TASK GOAL
What is the number of lines containing "Capital"? Give only that number.

PROVIDED ENTRIES
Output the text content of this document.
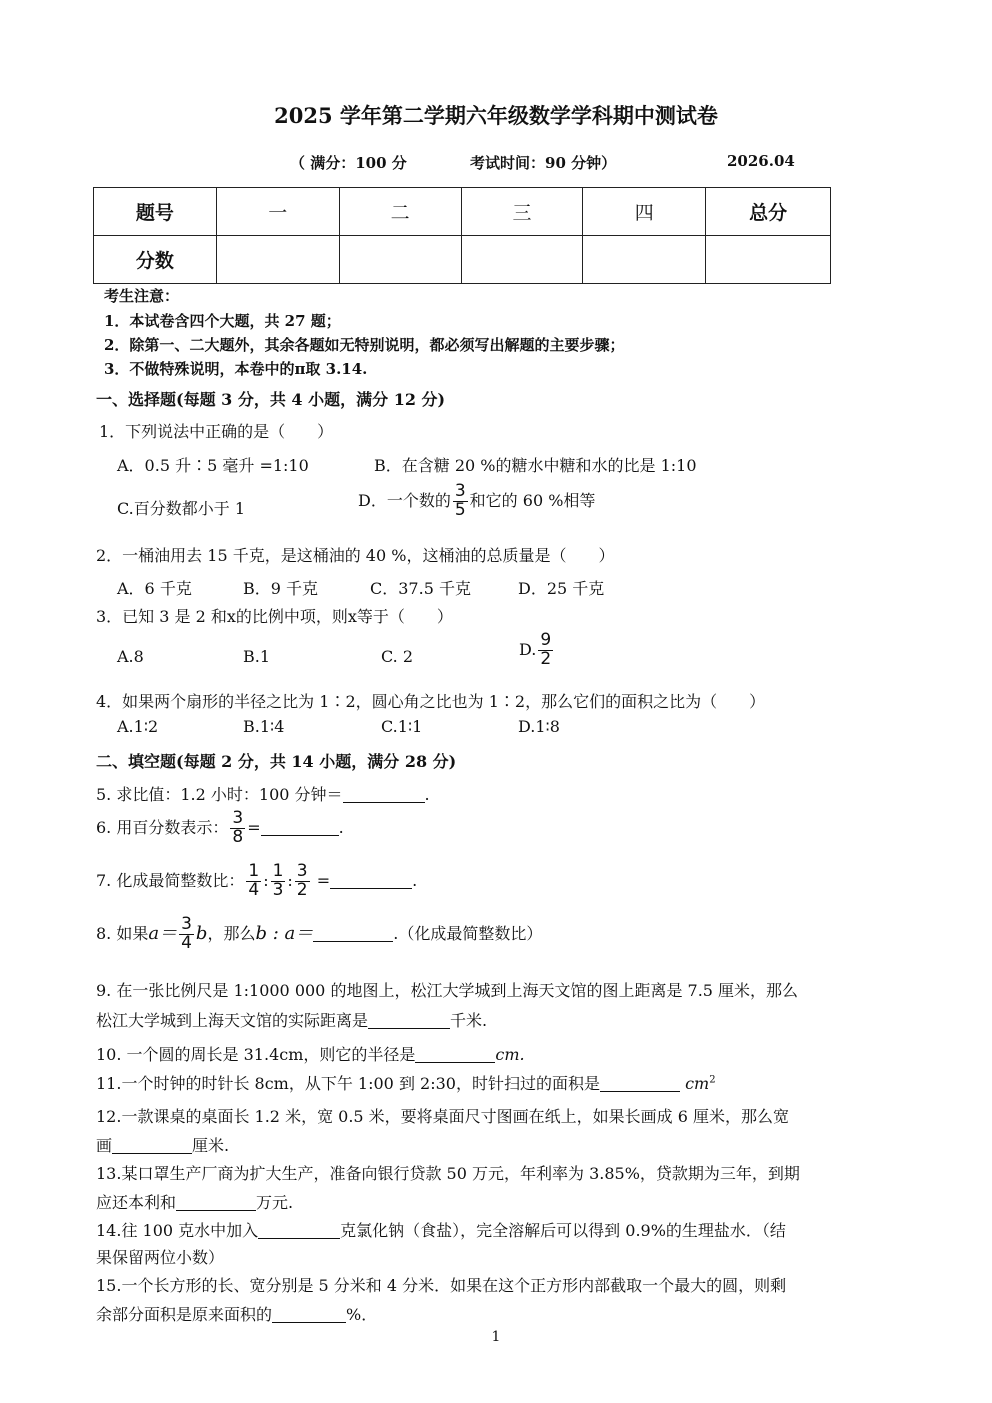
2025 学年第二学期六年级数学学科期中测试卷
（ 满分：100 分	考试时间：90 分钟）	2026.04
题号	一	二	三	四	总分
分数					
考生注意：
1．本试卷含四个大题，共 27 题；
2．除第一、二大题外，其余各题如无特别说明，都必须写出解题的主要步骤；
3．不做特殊说明，本卷中的π取 3.14.
一、选择题(每题 3 分，共 4 小题，满分 12 分)
1．下列说法中正确的是（　　）
A．0.5 升∶5 毫升 =1:10	B．在含糖 20 %的糖水中糖和水的比是 1:10
C.百分数都小于 1	D．一个数的 $\frac{3}{5}$ 和它的 60 %相等
2．一桶油用去 15 千克，是这桶油的 40 %，这桶油的总质量是（　　）
A．6 千克	B．9 千克	C．37.5 千克	D．25 千克
3．已知 3 是 2 和x的比例中项，则x等于（　　）
A.8	B.1	C. 2	D. $\frac{9}{2}$
4．如果两个扇形的半径之比为 1∶2，圆心角之比也为 1∶2，那么它们的面积之比为（　　）
A.1∶2	B.1∶4	C.1∶1	D.1∶8
二、填空题(每题 2 分，共 14 小题，满分 28 分)
5. 求比值：1.2 小时：100 分钟＝	.
6. 用百分数表示： $\frac{3}{8}$ =	.
7. 化成最简整数比： $\frac{1}{4}$ : $\frac{1}{3}$ : $\frac{3}{2}$ =	.
8. 如果$a= \frac{3}{4}$ b，那么b : a＝	.（化成最简整数比）
9. 在一张比例尺是 1:1000 000 的地图上，松江大学城到上海天文馆的图上距离是 7.5 厘米，那么
松江大学城到上海天文馆的实际距离是	千米.
10. 一个圆的周长是 31.4cm，则它的半径是	cm.
11.一个时钟的时针长 8cm，从下午 1:00 到 2:30，时针扫过的面积是	$cm^2$
12.一款课桌的桌面长 1.2 米，宽 0.5 米，要将桌面尺寸图画在纸上，如果长画成 6 厘米，那么宽
画	厘米.
13.某口罩生产厂商为扩大生产，准备向银行贷款 50 万元，年利率为 3.85%，贷款期为三年，到期
应还本利和	万元.
14.往 100 克水中加入	克氯化钠（食盐），完全溶解后可以得到 0.9%的生理盐水．（结
果保留两位小数）
15.一个长方形的长、宽分别是 5 分米和 4 分米．如果在这个正方形内部截取一个最大的圆，则剩
余部分面积是原来面积的	%．
1
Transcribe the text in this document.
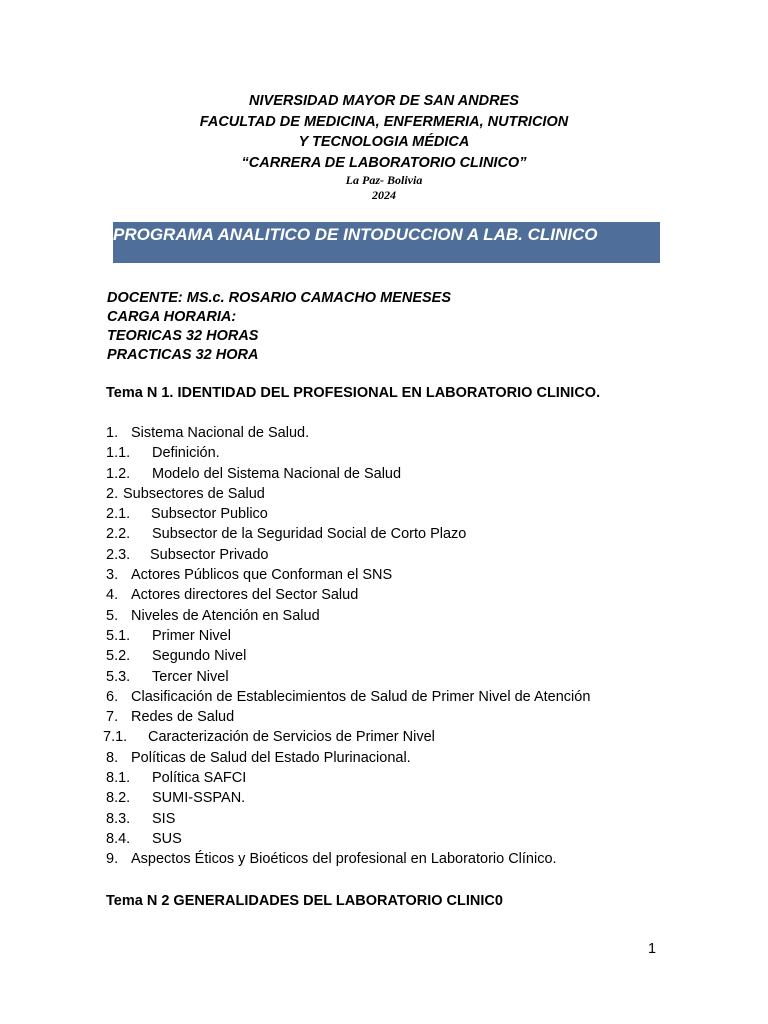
NIVERSIDAD MAYOR DE SAN ANDRES
FACULTAD DE MEDICINA, ENFERMERIA, NUTRICION
Y TECNOLOGIA MÉDICA
“CARRERA DE LABORATORIO CLINICO”
La Paz- Bolivia
2024
PROGRAMA ANALITICO DE INTODUCCION A LAB. CLINICO
DOCENTE: MS.c. ROSARIO CAMACHO MENESES
CARGA HORARIA:
TEORICAS 32 HORAS
PRACTICAS 32 HORA
Tema N 1. IDENTIDAD DEL PROFESIONAL EN LABORATORIO CLINICO.
1. Sistema Nacional de Salud.
1.1. Definición.
1.2. Modelo del Sistema Nacional de Salud
2. Subsectores de Salud
2.1. Subsector Publico
2.2. Subsector de la Seguridad Social de Corto Plazo
2.3. Subsector Privado
3. Actores Públicos que Conforman el SNS
4. Actores directores del Sector Salud
5. Niveles de Atención en Salud
5.1. Primer Nivel
5.2. Segundo Nivel
5.3. Tercer Nivel
6. Clasificación de Establecimientos de Salud de Primer Nivel de Atención
7. Redes de Salud
7.1. Caracterización de Servicios de Primer Nivel
8. Políticas de Salud del Estado Plurinacional.
8.1. Política SAFCI
8.2. SUMI-SSPAN.
8.3. SIS
8.4. SUS
9. Aspectos Éticos y Bioéticos del profesional en Laboratorio Clínico.
Tema N 2 GENERALIDADES DEL LABORATORIO CLINIC0
1
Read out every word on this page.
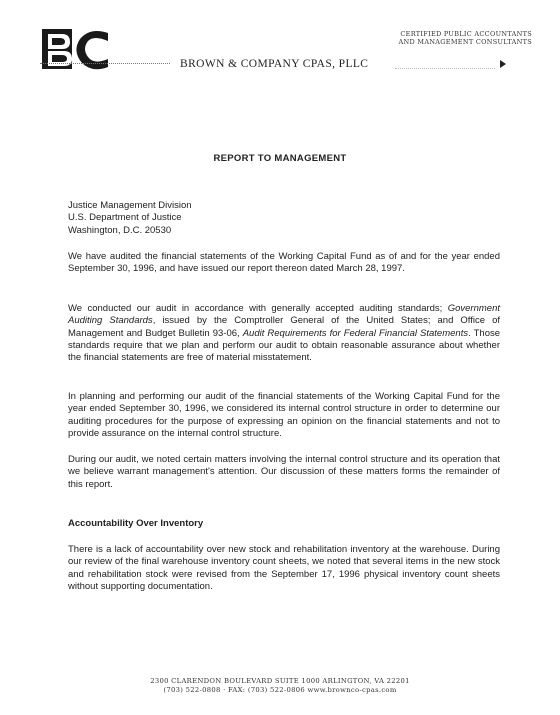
CERTIFIED PUBLIC ACCOUNTANTS
AND MANAGEMENT CONSULTANTS
BROWN & COMPANY CPAS, PLLC
REPORT TO MANAGEMENT
Justice Management Division
U.S. Department of Justice
Washington, D.C. 20530

We have audited the financial statements of the Working Capital Fund as of and for the year ended September 30, 1996, and have issued our report thereon dated March 28, 1997.

We conducted our audit in accordance with generally accepted auditing standards; Government Auditing Standards, issued by the Comptroller General of the United States; and Office of Management and Budget Bulletin 93-06, Audit Requirements for Federal Financial Statements. Those standards require that we plan and perform our audit to obtain reasonable assurance about whether the financial statements are free of material misstatement.

In planning and performing our audit of the financial statements of the Working Capital Fund for the year ended September 30, 1996, we considered its internal control structure in order to determine our auditing procedures for the purpose of expressing an opinion on the financial statements and not to provide assurance on the internal control structure.

During our audit, we noted certain matters involving the internal control structure and its operation that we believe warrant management's attention. Our discussion of these matters forms the remainder of this report.

Accountability Over Inventory

There is a lack of accountability over new stock and rehabilitation inventory at the warehouse. During our review of the final warehouse inventory count sheets, we noted that several items in the new stock and rehabilitation stock were revised from the September 17, 1996 physical inventory count sheets without supporting documentation.

2300 CLARENDON BOULEVARD SUITE 1000 ARLINGTON, VA 22201
(703) 522-0808 · FAX: (703) 522-0806 www.brownco-cpas.com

ANSWER TO THIS TASK
2